§ What you will do: Give every line again exactly as it appears, please, but not the pictures.

§ Extracted information:

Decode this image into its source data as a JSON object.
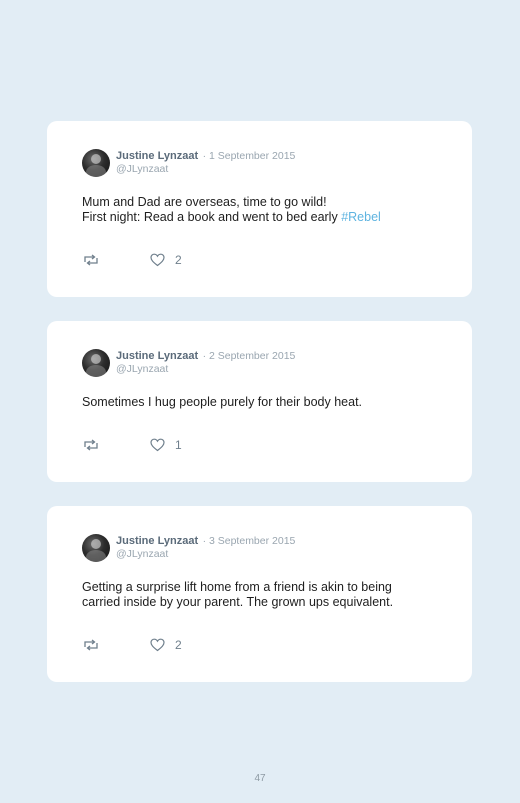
{
  "tweets": [
    {
      "author": "Justine Lynzaat",
      "date": "· 1 September 2015",
      "handle": "@JLynzaat",
      "lines": [
        "Mum and Dad are overseas, time to go wild!",
        "First night: Read a book and went to bed early "
      ],
      "hashtag": "#Rebel",
      "likes": "2"
    },
    {
      "author": "Justine Lynzaat",
      "date": "· 2 September 2015",
      "handle": "@JLynzaat",
      "lines": [
        "Sometimes I hug people purely for their body heat."
      ],
      "likes": "1"
    },
    {
      "author": "Justine Lynzaat",
      "date": "· 3 September 2015",
      "handle": "@JLynzaat",
      "lines": [
        "Getting a surprise lift home from a friend is akin to being",
        "carried inside by your parent. The grown ups equivalent."
      ],
      "likes": "2"
    }
  ],
  "icons": {
    "retweet": "retweet-icon",
    "like": "heart-icon"
  },
  "page_number": "47",
  "colors": {
    "background": "#e2edf5",
    "card": "#ffffff",
    "hashtag": "#5fb4e0",
    "author": "#5b6b7a",
    "muted": "#9aa6b0"
  }
}
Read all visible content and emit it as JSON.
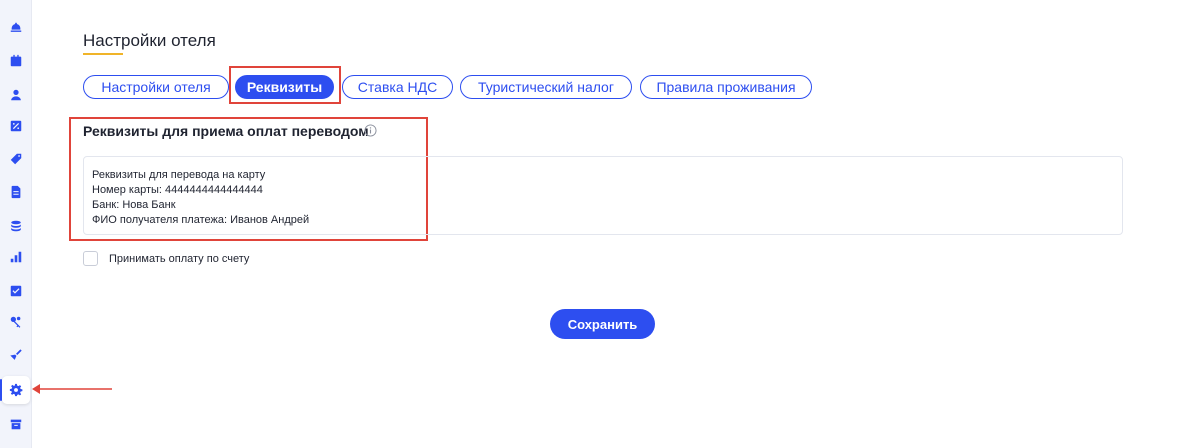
{
  "page": {
    "title": "Настройки отеля",
    "accent_color": "#2d4ef0",
    "annotation_color": "#e0443a"
  },
  "tabs": [
    {
      "label": "Настройки отеля",
      "active": false
    },
    {
      "label": "Реквизиты",
      "active": true
    },
    {
      "label": "Ставка НДС",
      "active": false
    },
    {
      "label": "Туристический налог",
      "active": false
    },
    {
      "label": "Правила проживания",
      "active": false
    }
  ],
  "section": {
    "title": "Реквизиты для приема оплат переводом",
    "info_icon": "info-icon",
    "details_value": "Реквизиты для перевода на карту\nНомер карты: 4444444444444444\nБанк: Нова Банк\nФИО получателя платежа: Иванов Андрей"
  },
  "checkbox": {
    "label": "Принимать оплату по счету",
    "checked": false
  },
  "actions": {
    "save_label": "Сохранить"
  },
  "sidebar": {
    "icons": [
      "bell-icon",
      "calendar-icon",
      "user-icon",
      "percent-icon",
      "tag-icon",
      "document-icon",
      "coins-icon",
      "chart-icon",
      "checklist-icon",
      "keys-icon",
      "broom-icon",
      "gear-icon",
      "box-icon"
    ],
    "active_icon": "gear-icon"
  }
}
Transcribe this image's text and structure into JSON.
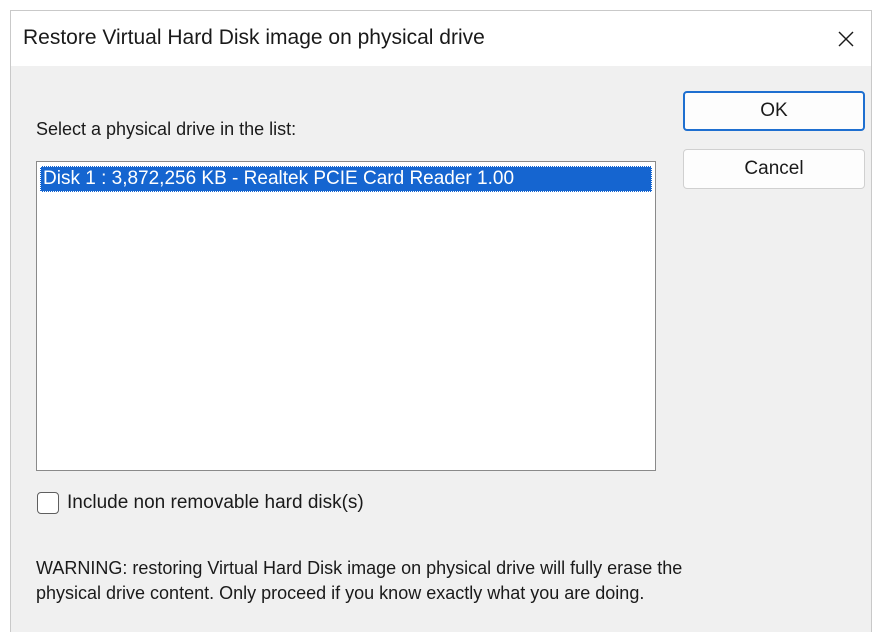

§ Response to the task:
Decode this image into its source data as a JSON object.
{
  "tweets": [
    {
      "author": "Justine Lynzaat",
      "date": "· 1 September 2015",
      "handle": "@JLynzaat",
      "lines": [
        "Mum and Dad are overseas, time to go wild!",
        "First night: Read a book and went to bed early "
      ],
      "hashtag": "#Rebel",
      "likes": "2"
    },
    {
      "author": "Justine Lynzaat",
      "date": "· 2 September 2015",
      "handle": "@JLynzaat",
      "lines": [
        "Sometimes I hug people purely for their body heat."
      ],
      "likes": "1"
    },
    {
      "author": "Justine Lynzaat",
      "date": "· 3 September 2015",
      "handle": "@JLynzaat",
      "lines": [
        "Getting a surprise lift home from a friend is akin to being",
        "carried inside by your parent. The grown ups equivalent."
      ],
      "likes": "2"
    }
  ],
  "icons": {
    "retweet": "retweet-icon",
    "like": "heart-icon"
  },
  "page_number": "47",
  "colors": {
    "background": "#e2edf5",
    "card": "#ffffff",
    "hashtag": "#5fb4e0",
    "author": "#5b6b7a",
    "muted": "#9aa6b0"
  }
}
Read all visible content and emit it as JSON.
{
  "page": {
    "title": "Настройки отеля",
    "accent_color": "#2d4ef0",
    "annotation_color": "#e0443a"
  },
  "tabs": [
    {
      "label": "Настройки отеля",
      "active": false
    },
    {
      "label": "Реквизиты",
      "active": true
    },
    {
      "label": "Ставка НДС",
      "active": false
    },
    {
      "label": "Туристический налог",
      "active": false
    },
    {
      "label": "Правила проживания",
      "active": false
    }
  ],
  "section": {
    "title": "Реквизиты для приема оплат переводом",
    "info_icon": "info-icon",
    "details_value": "Реквизиты для перевода на карту\nНомер карты: 4444444444444444\nБанк: Нова Банк\nФИО получателя платежа: Иванов Андрей"
  },
  "checkbox": {
    "label": "Принимать оплату по счету",
    "checked": false
  },
  "actions": {
    "save_label": "Сохранить"
  },
  "sidebar": {
    "icons": [
      "bell-icon",
      "calendar-icon",
      "user-icon",
      "percent-icon",
      "tag-icon",
      "document-icon",
      "coins-icon",
      "chart-icon",
      "checklist-icon",
      "keys-icon",
      "broom-icon",
      "gear-icon",
      "box-icon"
    ],
    "active_icon": "gear-icon"
  }
}
Transcribe this image's text and structure into JSON.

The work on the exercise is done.